Wheeler v. LaViolette

Citation129 Or.App. 57,877 P.2d 665
PartiesRolana WHEELER, Appellant, v. Shirley LaVIOLETTE and Gene C. LaViolette, dba Jetty Fishery, Respondents. 92-2004; CA A80235.
Decision Date06 July 1994
CourtCourt of Appeals of Oregon

Floyd H. Shebley, Portland, argued the cause for appellant. With him on the briefs was Francesconi & Busch, P.C.

Christian K. Hooley, Tillamook, argued the cause for respondents. With him on the brief were Robert C. Moberg and Campbell, Moberg, Canessa, Faber & Hooley, P.C.

Before WARREN, P.J., and EDMONDS and LANDAU, JJ.

EDMONDS, Judge.

Plaintiff appeals from a judgment for defendants in this personal injury action. She assigns as error the granting of their motion for a directed verdict, which was made on the ground that plaintiff did not present evidence of causation. ORCP 60. We reverse.

Our review of the evidentiary record shows that defendants own and operate a marina in Rockaway, Oregon. On January 19, 1990, plaintiff and her family visited the marina. During their visit, plaintiff's four-year-old niece wandered near the edge of the dock, and plaintiff rushed toward the child. As she did so, plaintiff fell into a hole in the dock where a plank was missing. She testified at trial that she immediately felt pain in her right knee. Approximately four hours later, she was taken to the hospital. The emergency room report admitted into evidence said:

"Superficial abrasion over about 2 1/2 X 7 inch in dimension just above the right knee on the lateral thigh. Knee ROM is normal without instability, swelling, or redness. Some pain with internal rotation of the right knee. * * * Doubt internal injury of right knee joint. But if symptom[s] continue needs to follow up."

Because her symptoms continued, plaintiff went to Dr. Gripekoven, an orthopedist, on January 26, 1990. Gripekoven's notes, admitted into evidence, said:

"[Plaintiff] fell last weekend while on the coast[,] reinjuring her right knee. Apparently, she was walking on a dock which gave way and she fell with a twisting type injury. * * * She has burning sensation and pain mostly under the kneecap. On exam, she has good motion of the knee. No real effusion or synovial thickening. Mild contusion laterally. * * * It appears that she has sprained her knee."

Brief 1:
Answer these questions about the court opinion, one answer per line, marked as the questions are:
(a) In which town do defendants own and operate a marina?
(b) About how long after the fall was plaintiff taken to the hospital?
(c) On what date did plaintiff go to Dr. Gripekoven?
Brief 2: Extend the court opinion beyond its last paragraph, picking up right after the quoted notes from Dr. Gripekoven.

Data for analysis:
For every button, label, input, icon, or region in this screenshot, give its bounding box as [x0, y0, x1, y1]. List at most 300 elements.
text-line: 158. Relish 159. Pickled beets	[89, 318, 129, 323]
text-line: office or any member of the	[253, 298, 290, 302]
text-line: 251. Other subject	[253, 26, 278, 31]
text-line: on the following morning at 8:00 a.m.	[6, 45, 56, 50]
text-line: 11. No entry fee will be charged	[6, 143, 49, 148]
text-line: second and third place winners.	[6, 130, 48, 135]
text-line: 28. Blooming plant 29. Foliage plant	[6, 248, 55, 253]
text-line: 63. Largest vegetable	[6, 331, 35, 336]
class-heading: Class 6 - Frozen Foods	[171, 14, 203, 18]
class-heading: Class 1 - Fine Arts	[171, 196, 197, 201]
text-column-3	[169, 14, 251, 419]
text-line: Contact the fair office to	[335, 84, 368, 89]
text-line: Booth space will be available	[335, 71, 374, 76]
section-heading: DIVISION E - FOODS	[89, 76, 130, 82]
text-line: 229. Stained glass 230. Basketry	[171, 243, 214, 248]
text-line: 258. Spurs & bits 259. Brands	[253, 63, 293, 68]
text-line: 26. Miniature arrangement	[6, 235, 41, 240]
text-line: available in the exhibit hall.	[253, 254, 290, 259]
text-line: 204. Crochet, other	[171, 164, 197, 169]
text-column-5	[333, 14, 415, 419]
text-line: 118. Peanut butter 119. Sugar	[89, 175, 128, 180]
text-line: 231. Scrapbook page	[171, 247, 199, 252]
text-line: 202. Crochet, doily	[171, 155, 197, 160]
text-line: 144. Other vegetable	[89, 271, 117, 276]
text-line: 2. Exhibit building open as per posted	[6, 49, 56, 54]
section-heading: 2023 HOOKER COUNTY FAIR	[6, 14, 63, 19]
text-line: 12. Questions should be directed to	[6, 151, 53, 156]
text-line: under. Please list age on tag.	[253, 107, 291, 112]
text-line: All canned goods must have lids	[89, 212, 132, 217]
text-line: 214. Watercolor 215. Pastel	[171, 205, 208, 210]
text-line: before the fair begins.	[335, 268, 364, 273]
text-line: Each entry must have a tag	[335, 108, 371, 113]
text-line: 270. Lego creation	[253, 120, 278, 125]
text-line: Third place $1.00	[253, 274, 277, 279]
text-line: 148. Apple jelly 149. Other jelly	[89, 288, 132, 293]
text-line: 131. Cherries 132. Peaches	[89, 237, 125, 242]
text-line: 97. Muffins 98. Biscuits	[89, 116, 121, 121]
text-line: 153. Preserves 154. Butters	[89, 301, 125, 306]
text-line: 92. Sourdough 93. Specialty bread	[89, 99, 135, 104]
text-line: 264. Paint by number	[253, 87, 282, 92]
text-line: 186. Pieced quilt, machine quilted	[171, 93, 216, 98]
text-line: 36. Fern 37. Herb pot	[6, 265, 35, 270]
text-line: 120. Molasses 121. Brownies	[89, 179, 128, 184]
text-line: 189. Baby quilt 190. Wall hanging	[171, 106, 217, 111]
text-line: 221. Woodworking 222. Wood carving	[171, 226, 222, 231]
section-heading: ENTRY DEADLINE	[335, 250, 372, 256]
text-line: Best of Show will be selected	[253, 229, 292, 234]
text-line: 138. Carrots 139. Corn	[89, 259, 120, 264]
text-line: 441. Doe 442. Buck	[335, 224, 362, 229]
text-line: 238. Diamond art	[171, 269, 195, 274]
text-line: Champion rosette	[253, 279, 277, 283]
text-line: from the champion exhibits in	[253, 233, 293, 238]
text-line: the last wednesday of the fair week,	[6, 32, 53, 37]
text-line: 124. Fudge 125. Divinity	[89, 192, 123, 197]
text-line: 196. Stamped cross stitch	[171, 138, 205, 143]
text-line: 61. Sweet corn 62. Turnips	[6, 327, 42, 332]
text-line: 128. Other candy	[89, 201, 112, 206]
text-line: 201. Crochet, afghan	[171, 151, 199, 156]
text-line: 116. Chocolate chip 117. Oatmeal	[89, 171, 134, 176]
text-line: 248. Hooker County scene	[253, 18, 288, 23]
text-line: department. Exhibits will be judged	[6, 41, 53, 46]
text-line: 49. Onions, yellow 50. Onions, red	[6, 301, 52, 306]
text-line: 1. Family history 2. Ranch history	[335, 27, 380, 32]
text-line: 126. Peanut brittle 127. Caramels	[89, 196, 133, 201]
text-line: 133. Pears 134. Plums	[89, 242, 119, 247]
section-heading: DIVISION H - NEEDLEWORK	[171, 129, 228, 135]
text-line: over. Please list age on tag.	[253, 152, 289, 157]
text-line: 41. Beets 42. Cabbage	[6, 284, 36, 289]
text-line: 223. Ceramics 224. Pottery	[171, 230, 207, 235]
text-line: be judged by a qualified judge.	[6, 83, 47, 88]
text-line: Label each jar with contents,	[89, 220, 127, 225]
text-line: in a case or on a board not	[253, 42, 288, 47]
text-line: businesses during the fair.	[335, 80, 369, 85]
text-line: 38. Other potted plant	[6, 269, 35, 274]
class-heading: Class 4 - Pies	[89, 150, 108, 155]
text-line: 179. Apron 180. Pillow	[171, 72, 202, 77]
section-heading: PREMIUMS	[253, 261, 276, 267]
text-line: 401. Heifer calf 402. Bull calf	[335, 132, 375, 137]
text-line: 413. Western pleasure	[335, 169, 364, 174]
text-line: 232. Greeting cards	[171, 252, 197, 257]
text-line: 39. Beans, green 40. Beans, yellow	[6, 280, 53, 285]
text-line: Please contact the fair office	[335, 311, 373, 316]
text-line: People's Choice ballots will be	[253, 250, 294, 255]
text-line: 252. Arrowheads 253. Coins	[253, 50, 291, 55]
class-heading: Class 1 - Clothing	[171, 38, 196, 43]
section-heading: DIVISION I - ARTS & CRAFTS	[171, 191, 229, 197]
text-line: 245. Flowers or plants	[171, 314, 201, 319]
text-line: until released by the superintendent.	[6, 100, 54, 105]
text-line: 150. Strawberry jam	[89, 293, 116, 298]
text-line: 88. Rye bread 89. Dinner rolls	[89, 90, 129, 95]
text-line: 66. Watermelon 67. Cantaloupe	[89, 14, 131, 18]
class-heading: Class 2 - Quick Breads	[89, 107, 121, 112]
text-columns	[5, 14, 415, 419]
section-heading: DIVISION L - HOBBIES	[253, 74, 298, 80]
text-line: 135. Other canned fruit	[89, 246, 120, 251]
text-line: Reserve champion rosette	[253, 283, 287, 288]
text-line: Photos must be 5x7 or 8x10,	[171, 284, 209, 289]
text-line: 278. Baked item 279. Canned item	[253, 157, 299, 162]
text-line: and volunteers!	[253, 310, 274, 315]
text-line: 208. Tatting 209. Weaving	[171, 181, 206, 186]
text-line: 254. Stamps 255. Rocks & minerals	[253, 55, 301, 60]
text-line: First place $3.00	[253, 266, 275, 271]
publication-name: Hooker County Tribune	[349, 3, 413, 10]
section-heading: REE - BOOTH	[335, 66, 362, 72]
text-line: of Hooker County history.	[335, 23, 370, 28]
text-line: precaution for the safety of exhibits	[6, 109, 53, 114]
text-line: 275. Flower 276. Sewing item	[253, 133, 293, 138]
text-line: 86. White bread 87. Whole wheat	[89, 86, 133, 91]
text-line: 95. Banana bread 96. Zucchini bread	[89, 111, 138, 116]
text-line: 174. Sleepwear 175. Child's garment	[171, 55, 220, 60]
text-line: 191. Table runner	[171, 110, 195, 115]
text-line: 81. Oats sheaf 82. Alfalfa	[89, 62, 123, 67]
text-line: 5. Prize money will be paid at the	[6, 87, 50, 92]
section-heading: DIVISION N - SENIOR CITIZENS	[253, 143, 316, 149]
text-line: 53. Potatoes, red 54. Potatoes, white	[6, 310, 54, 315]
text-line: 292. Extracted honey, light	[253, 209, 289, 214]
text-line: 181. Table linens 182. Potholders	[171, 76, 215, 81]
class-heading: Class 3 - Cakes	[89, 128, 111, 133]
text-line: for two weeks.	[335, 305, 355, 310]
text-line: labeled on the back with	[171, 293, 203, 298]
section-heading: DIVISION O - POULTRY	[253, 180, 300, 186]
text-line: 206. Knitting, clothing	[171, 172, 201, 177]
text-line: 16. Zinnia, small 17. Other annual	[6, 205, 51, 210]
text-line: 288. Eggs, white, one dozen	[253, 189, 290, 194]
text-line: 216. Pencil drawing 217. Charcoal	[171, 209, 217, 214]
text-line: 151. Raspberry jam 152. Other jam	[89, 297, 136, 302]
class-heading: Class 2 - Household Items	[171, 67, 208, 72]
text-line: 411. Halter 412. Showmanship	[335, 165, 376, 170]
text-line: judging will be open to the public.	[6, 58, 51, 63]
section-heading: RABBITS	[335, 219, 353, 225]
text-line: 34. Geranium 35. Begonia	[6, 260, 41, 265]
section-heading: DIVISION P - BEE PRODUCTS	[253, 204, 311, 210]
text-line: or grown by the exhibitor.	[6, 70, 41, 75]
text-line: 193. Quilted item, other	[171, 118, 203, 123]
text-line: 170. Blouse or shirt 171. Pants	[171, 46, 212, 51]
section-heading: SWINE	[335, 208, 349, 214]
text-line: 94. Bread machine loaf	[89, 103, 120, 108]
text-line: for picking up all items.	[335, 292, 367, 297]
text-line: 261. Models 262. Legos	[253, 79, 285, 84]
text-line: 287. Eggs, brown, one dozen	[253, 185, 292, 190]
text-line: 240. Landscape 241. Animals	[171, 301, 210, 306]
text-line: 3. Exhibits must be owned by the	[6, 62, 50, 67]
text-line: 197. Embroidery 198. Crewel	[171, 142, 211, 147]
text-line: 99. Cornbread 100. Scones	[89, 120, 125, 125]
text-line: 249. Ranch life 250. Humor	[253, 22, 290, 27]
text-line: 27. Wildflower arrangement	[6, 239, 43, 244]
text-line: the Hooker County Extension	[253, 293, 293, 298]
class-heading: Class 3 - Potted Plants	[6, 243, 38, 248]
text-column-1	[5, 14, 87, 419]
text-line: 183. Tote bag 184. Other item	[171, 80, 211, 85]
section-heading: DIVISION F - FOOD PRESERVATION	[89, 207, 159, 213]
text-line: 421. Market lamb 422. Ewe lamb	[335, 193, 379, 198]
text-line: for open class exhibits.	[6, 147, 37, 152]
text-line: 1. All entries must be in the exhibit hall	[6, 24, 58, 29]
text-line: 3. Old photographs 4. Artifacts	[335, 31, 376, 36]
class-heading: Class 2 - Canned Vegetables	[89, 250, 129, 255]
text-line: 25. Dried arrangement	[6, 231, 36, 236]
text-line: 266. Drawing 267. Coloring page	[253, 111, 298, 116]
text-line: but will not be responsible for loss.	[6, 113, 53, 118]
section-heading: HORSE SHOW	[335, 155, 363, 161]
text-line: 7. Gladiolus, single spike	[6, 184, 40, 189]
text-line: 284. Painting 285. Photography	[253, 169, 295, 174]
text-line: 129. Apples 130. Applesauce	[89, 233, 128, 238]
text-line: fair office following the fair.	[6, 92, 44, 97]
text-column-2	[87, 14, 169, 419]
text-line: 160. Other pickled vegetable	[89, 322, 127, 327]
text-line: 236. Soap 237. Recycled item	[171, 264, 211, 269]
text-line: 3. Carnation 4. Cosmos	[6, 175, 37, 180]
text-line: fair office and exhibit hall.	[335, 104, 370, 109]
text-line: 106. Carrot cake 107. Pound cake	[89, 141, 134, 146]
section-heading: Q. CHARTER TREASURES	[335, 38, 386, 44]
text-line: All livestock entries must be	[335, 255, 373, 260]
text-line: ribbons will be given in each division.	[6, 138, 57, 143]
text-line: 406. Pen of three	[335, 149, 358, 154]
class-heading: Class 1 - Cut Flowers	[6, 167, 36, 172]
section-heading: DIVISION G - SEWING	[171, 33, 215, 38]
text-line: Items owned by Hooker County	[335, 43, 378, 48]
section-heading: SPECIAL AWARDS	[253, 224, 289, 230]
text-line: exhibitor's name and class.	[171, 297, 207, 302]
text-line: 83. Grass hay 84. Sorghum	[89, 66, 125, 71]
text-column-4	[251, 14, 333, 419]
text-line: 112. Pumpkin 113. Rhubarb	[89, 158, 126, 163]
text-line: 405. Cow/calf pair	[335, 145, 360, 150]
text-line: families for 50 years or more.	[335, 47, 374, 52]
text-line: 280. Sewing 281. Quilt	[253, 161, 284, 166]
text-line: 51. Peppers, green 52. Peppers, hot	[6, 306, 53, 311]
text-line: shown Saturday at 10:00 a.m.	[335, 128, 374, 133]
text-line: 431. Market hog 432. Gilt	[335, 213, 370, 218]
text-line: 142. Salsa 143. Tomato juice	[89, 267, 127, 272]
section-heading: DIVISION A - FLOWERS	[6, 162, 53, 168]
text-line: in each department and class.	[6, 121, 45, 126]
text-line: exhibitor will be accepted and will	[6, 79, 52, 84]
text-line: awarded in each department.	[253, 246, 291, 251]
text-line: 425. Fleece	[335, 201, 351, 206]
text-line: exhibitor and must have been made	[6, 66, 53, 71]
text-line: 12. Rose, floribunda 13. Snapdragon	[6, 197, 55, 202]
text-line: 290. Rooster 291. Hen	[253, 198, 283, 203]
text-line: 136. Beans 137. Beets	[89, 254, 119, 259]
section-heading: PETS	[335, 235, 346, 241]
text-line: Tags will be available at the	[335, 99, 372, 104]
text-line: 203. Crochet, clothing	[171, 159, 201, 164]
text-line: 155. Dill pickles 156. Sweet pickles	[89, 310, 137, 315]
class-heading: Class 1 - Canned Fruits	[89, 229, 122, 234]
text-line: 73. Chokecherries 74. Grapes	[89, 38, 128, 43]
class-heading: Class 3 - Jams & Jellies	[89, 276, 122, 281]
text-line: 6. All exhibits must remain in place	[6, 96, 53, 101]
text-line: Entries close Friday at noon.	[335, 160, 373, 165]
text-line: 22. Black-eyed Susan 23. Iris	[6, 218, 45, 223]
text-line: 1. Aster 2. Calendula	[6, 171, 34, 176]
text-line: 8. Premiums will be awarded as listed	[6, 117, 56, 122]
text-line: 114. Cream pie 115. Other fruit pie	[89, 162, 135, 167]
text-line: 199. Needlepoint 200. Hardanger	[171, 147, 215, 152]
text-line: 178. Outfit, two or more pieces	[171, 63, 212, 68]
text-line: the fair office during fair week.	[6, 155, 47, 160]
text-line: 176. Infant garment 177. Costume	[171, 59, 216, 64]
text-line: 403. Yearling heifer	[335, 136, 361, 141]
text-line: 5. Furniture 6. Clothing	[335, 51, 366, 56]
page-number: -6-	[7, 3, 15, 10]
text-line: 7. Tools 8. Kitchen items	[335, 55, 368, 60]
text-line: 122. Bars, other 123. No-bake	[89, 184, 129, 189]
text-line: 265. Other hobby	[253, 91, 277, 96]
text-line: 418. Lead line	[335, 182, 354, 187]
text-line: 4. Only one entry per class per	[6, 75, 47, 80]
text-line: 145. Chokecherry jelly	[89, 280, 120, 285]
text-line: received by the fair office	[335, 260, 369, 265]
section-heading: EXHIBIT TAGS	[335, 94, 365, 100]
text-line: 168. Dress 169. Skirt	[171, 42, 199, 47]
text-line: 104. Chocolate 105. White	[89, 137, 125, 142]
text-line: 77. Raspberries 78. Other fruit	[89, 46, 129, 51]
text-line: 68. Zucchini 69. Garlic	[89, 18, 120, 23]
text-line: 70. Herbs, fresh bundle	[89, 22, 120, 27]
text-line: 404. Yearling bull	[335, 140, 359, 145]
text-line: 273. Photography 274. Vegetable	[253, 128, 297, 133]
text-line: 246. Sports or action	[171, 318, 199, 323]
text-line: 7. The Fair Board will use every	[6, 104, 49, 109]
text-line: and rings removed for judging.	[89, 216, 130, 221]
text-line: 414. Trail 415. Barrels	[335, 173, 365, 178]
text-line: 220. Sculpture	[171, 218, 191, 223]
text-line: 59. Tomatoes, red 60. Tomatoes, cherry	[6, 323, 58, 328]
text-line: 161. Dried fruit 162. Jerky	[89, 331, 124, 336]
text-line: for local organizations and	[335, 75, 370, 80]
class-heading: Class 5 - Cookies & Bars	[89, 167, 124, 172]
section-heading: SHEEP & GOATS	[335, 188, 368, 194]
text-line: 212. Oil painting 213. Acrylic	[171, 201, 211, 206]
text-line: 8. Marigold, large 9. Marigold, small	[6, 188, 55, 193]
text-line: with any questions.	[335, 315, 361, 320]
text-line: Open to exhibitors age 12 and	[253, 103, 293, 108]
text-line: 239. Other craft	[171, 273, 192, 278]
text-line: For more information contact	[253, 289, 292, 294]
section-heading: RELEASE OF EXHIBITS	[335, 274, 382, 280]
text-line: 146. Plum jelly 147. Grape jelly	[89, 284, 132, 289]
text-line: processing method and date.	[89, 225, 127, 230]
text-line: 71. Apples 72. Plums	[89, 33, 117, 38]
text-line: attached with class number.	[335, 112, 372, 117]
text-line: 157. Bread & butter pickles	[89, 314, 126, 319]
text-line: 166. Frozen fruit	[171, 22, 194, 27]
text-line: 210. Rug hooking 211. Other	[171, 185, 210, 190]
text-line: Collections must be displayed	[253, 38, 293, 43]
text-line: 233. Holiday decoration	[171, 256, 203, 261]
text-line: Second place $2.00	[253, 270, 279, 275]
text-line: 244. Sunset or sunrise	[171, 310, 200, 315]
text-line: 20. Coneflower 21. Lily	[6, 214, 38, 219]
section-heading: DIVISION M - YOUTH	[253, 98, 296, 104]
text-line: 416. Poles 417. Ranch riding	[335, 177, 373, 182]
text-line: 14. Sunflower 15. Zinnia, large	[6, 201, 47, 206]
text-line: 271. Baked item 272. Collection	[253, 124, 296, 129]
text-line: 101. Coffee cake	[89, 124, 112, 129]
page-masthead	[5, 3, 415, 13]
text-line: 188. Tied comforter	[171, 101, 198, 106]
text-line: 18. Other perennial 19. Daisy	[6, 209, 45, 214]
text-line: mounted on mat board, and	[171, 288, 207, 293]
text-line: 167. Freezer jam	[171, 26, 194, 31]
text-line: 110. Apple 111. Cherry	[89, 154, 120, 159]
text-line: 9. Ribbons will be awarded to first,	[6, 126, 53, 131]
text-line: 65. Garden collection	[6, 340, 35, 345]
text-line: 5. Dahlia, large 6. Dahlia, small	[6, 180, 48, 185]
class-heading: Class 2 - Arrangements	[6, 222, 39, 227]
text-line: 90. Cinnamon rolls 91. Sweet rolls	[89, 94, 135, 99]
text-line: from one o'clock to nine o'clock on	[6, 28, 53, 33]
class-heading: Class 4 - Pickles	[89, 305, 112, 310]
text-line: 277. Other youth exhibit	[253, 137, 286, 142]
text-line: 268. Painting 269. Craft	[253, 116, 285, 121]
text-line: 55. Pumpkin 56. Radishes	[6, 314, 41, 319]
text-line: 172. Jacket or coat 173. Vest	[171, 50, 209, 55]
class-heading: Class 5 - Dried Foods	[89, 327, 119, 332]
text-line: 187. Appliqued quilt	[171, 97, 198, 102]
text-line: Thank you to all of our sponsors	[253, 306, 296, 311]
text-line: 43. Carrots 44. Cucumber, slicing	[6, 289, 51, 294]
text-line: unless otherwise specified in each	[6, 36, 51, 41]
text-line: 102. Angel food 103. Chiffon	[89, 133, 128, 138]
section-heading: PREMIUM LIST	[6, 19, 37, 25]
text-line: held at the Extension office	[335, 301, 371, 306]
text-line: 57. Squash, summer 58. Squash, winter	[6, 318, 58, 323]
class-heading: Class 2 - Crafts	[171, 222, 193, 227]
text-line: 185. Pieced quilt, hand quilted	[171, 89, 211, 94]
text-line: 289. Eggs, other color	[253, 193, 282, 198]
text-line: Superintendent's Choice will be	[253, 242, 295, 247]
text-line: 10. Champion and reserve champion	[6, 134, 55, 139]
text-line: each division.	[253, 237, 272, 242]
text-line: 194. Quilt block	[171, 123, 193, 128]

Answer section 1:
(a) Rockaway, Oregon
(b) Approximately four hours
(c) January 26, 1990

Answer section 2:
Plaintiff saw Gripekoven again on February 13, 1990, and continued to complain of pain in her right knee. When the ice treatments recommended by Gripekoven did not alleviate her pain, plaintiff sought a second opinion from Dr. Vessely on March 8, 1990. After an MRI of plaintiff's knee revealed an "extensive mid and posterior horn degenerative tear" in the medial side of her right knee, Vessely concluded that plaintiff needed orthoscopic surgery. The surgery was done on April 20, 1990.

Vessely's pretrial deposition was admitted into evidence. The following colloquy occurred between Vessely and plaintiff's attorney in the deposition:

"Q. Assume again that prior to the January 19, 1990 injury[, plaintiff] was able to ice-skate, was able to ski, and was able to ride a bike, would the January 19, 1990 knee injury be a material contributing factor to her inability to do those activities, if in fact she cannot engage in them now?

" * * * * *

"A. Yes, it would be a contributory factor.

"Q. A material factor?

" * * * * *

"A. If you're giving me a situation where she was able to perform these physical activities with no restrictions and then she has this episode that occurs in January of 1990 and cannot do them, I have no other opinion than the fact that it has to a be a significant contributory factor."

Plaintiff did not call Gripekoven, Vessely, or any other expert witness to testify that plaintiff's injuries were the result of her fall on defendants' dock. At the conclusion of plaintiff's case-in-chief, defendants moved for a directed verdict

"on this basis: there's absolutely no evidence, your Honor, from an expert witness, from a physician, or some other expert who would be qualified * * * that the injury the plaintiff complains of and the surgery and all the different expenses that were incurred in this case were caused by this fall."

The trial court granted the motion, stating:

"I believe the law is fairly clear that it is required that there be evidence, whether you want to call it the magic words or whatever, that the question has to be asked of an expert that to a reasonable medical probability was the surgery and the injury the result of the incident and the doctor to give that opinion and without that there is not a case that can be submitted to a jury."

Under ORCP 60, the evidence is to be viewed in the light most favorable to the nonmoving party, and plaintiff is entitled to all reasonable...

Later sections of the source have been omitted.